[What to do]:
Show all lines that include the string "screenshot"; copy each one.

────────

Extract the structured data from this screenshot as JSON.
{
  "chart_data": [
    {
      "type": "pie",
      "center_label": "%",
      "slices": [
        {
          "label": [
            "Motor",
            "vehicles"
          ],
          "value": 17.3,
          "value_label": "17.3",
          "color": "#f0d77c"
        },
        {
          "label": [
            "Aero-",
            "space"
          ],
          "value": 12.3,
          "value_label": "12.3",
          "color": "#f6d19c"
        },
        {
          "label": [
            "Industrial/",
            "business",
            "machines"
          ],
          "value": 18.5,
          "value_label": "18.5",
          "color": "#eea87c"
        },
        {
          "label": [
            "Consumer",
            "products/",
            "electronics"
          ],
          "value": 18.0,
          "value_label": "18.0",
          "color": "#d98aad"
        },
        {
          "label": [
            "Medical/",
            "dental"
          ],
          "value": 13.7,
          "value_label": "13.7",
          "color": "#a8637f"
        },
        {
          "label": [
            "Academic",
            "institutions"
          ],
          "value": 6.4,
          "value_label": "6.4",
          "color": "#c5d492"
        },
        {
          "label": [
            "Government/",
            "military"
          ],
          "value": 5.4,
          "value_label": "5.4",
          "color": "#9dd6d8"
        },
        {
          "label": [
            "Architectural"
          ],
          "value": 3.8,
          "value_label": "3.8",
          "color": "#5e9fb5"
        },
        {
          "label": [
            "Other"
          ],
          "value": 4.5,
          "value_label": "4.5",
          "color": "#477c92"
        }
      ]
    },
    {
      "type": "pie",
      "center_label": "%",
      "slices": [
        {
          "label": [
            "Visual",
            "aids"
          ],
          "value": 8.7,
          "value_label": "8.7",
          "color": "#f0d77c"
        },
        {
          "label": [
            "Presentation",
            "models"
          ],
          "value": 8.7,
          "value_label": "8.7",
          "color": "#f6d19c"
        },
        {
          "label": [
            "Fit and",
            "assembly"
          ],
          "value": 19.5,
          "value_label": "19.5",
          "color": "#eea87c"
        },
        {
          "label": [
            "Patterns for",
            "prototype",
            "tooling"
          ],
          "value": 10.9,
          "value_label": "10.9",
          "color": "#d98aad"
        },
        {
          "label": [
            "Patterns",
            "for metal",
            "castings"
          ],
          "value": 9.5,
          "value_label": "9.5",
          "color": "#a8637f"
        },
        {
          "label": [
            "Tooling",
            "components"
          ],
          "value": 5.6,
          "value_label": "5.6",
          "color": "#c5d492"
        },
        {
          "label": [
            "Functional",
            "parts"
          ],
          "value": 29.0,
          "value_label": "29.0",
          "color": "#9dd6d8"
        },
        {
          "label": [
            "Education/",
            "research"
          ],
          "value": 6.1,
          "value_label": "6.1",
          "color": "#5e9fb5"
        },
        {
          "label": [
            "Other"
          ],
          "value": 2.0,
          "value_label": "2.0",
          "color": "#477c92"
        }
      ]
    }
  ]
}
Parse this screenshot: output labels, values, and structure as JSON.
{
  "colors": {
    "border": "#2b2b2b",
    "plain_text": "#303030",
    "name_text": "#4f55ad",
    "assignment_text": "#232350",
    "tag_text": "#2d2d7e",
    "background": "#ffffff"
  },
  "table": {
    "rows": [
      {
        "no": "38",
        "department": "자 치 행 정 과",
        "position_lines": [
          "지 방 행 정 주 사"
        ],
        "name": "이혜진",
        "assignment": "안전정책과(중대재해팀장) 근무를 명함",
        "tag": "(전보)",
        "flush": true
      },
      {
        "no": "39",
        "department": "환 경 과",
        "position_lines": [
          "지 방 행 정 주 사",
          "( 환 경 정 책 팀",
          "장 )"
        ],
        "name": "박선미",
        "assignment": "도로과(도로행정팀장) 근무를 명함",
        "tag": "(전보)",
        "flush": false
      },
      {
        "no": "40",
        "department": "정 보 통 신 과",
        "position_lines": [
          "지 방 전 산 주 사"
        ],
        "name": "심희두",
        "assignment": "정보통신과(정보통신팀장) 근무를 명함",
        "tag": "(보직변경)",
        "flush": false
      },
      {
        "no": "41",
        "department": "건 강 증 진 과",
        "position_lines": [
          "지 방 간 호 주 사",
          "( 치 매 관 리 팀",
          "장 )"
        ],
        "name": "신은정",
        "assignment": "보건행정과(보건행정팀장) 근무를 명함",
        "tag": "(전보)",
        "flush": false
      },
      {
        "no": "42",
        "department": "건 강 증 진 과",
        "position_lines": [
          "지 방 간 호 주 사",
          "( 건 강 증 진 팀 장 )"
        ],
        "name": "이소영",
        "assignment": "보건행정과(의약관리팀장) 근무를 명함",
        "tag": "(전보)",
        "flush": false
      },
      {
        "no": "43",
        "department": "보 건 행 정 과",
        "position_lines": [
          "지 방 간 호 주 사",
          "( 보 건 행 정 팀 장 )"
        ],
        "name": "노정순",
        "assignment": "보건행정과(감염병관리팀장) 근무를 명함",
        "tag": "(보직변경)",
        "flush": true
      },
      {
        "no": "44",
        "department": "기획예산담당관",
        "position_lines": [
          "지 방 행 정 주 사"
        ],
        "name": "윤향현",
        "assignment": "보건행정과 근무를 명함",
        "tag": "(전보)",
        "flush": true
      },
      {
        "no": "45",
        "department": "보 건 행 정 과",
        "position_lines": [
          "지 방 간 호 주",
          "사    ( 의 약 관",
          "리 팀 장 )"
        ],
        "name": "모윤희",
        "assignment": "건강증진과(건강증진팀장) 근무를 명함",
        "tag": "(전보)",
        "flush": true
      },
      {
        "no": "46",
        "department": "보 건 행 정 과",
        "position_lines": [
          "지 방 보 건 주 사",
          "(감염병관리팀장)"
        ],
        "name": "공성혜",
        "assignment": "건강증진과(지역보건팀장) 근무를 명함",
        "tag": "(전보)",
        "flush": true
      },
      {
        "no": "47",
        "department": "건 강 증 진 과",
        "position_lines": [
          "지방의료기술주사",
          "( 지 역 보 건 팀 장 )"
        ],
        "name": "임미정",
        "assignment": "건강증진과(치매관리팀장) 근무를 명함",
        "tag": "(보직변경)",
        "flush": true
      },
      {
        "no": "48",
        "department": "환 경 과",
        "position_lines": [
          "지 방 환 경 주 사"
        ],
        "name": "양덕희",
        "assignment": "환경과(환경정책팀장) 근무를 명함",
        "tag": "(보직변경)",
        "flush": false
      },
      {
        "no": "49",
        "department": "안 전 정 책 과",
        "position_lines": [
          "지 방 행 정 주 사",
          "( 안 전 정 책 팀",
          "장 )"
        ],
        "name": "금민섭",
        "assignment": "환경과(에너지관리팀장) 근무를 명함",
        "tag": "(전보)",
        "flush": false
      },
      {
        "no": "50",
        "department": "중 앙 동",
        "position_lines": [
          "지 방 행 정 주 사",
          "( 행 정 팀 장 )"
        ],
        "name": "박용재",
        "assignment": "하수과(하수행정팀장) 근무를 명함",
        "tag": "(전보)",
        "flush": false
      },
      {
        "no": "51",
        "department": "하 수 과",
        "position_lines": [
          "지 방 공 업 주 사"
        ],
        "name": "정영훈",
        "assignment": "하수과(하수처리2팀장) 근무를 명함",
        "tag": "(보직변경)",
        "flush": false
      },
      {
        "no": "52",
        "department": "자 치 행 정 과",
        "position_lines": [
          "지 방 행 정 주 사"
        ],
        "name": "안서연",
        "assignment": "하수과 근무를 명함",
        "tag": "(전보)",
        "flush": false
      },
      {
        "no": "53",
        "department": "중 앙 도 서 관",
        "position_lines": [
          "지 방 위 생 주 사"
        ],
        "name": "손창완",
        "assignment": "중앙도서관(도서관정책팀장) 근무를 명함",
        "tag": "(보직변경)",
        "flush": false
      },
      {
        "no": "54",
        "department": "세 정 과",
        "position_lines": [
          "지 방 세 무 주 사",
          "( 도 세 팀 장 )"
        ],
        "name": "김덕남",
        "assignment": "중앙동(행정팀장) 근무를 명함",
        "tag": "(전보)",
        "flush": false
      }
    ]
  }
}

────────

[Solution to the problem]:
Extract the structured data from this screenshot as JSON.
Parse this screenshot: output labels, values, and structure as JSON.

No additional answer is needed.